Archdiocese of Yangon
Yangon (Fides) – Ein besonderer Tag des Gebets und des Fastens soll den Frieden nicht nur in der eigenen Heimat, sondern auch im Nahen Osten erflehen, der nach dem israelisch-amerikanischen Angriff auf den Iran erneut in Flammen steht. Die katholischen Bischöfe Myanmars laden für den 26. März, wenige Tage vor Beginn der Karwoche, zu diesem diesen Tag ein.

### Bereitgestellte Angaben:
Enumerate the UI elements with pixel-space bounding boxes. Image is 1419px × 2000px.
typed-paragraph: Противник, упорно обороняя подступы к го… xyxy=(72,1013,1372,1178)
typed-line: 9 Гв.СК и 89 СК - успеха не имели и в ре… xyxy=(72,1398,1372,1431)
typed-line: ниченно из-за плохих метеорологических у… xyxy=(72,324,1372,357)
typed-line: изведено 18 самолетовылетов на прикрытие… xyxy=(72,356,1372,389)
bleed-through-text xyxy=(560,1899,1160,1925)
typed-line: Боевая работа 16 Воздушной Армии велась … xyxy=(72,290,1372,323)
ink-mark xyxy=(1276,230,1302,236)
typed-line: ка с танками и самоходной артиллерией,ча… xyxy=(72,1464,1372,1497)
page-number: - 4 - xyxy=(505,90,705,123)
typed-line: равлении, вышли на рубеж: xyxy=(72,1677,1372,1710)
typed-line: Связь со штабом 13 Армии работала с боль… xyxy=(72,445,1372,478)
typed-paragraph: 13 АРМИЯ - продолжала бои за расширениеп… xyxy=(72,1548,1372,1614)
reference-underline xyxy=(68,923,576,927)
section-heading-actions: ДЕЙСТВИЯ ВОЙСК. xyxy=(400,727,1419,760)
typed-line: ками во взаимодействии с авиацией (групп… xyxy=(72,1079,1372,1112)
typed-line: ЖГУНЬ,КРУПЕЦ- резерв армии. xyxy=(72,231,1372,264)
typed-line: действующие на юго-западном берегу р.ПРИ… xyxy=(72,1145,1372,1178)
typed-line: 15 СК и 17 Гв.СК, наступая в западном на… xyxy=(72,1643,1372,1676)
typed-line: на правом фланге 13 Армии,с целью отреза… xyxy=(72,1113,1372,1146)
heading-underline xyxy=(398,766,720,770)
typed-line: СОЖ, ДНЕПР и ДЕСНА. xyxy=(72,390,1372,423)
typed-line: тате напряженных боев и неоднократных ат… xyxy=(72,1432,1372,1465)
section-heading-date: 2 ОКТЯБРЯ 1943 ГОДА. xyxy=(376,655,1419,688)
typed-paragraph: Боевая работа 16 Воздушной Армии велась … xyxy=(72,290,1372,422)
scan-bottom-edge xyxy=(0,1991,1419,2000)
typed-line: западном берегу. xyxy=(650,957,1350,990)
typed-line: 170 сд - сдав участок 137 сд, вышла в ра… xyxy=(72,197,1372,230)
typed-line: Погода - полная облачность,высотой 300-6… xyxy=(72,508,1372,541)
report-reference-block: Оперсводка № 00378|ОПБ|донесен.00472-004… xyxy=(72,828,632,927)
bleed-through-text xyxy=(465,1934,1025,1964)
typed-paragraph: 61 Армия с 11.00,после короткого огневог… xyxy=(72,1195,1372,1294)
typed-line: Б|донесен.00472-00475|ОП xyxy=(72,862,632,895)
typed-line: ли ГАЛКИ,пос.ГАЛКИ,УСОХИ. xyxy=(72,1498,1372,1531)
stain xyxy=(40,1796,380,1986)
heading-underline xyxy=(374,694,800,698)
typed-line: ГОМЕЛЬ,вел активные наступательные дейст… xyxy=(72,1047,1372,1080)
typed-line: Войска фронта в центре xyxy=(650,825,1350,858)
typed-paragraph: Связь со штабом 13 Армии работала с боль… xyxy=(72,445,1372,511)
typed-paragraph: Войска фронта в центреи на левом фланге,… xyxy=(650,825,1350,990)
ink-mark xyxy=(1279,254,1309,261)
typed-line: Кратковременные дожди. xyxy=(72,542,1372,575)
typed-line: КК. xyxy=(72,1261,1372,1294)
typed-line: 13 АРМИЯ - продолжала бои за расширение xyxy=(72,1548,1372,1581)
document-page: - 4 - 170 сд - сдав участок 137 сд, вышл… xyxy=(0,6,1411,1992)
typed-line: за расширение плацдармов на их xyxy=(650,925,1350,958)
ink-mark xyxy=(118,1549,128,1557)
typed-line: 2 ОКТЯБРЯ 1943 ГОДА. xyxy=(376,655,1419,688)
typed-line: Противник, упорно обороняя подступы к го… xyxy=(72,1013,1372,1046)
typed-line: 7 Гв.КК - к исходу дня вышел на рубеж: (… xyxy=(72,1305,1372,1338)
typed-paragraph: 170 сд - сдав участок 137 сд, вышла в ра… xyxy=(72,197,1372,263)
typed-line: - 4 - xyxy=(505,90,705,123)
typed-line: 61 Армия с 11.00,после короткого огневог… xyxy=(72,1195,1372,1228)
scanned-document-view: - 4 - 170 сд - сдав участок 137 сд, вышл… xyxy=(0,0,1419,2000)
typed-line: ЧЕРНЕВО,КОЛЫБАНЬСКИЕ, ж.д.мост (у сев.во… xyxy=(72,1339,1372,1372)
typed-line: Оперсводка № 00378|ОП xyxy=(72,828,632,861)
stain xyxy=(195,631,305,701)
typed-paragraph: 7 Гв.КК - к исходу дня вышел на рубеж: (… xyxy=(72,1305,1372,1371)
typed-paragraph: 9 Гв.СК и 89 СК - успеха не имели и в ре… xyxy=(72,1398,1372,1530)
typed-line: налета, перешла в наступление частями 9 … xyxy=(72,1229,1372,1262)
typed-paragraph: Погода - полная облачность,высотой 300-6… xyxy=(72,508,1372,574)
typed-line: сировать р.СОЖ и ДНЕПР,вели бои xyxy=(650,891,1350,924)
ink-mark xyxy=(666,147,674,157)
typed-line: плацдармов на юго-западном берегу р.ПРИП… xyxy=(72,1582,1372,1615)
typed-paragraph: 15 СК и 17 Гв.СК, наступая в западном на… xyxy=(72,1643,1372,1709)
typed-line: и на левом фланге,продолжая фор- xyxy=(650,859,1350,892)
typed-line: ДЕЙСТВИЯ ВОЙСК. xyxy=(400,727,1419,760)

### Arbeitsauftrag 1:
Beantworte zur Meldung über den Gebetstag diese Fragen:
(a) Nach welchem Ereignis steht der Nahe Osten laut der Meldung erneut in Flammen?
(b) Wer lädt zu dem Tag des Gebets und des Fastens ein?
(c) Auf welches Datum fällt dieser Tag?
### Arbeitsauftrag 2:
Führe die Meldung über den Gebetstag im Anschluss an ihren letzten Satz weiter.
Die Einträge haben mit der Meldung über den Gebetstag nichts zu tun.

### Schriftliche Antwort 1:
(a) Nach dem israelisch-amerikanischen Angriff auf den Iran.
(b) Die katholischen Bischöfe Myanmars.
(c) Auf den 26. März, wenige Tage vor Beginn der Karwoche.

### Schriftliche Antwort 2:
„Für die katholische Kirche“, heißt es in einer vom Vorsitzenden der Bischofskonferenz, Kardinal Charles Maung Bo, unterzeichneten und heute veröffentlichten und Erklärung, „ist die Fastenzeit eine Zeit, in der wir uns verstärkt der Umkehr und der innigen Beziehung zu Gott widmen“. „Eine „heilige Zeit“, in der die Kirche „die katholischen Gläubigen ermutigt, mehr zu beten, zu fasten und Nächstenliebe zu praktizieren.“
In diesem Jahr – so die katholischen Bischöfe – „wollen wir besonders für den Frieden in der Welt, insbesondere im Nahen Osten und in Myanmar, beten.“
Papst Leo XIV., so betont die Botschaft, „erinnert daran, dass Frieden durch Liebe, Mitgefühl und gegenseitigem Verständnis entsteht.“
Während der Fastenzeit bitten die Bischöfe Myanmars alle Gläubigen, dafür zu beten, „dass Gott der Welt und Myanmar seinen Frieden schenke und dass gegenseitiges Verständnis und Fortschritt in der Einheit herrsche“. Sie rufen alle dazu auf, zu fasten und ihre Opfer „dem Leiden Jesu Christi hinzuzufügen für die Umkehr und die Einheit der Herzen“. Sie bitten außerdem alle, Werke der Nächstenliebe zu praktizieren und Zeit und Spenden „für die Armen und Leidenden“ zur Verfügung zu stellen.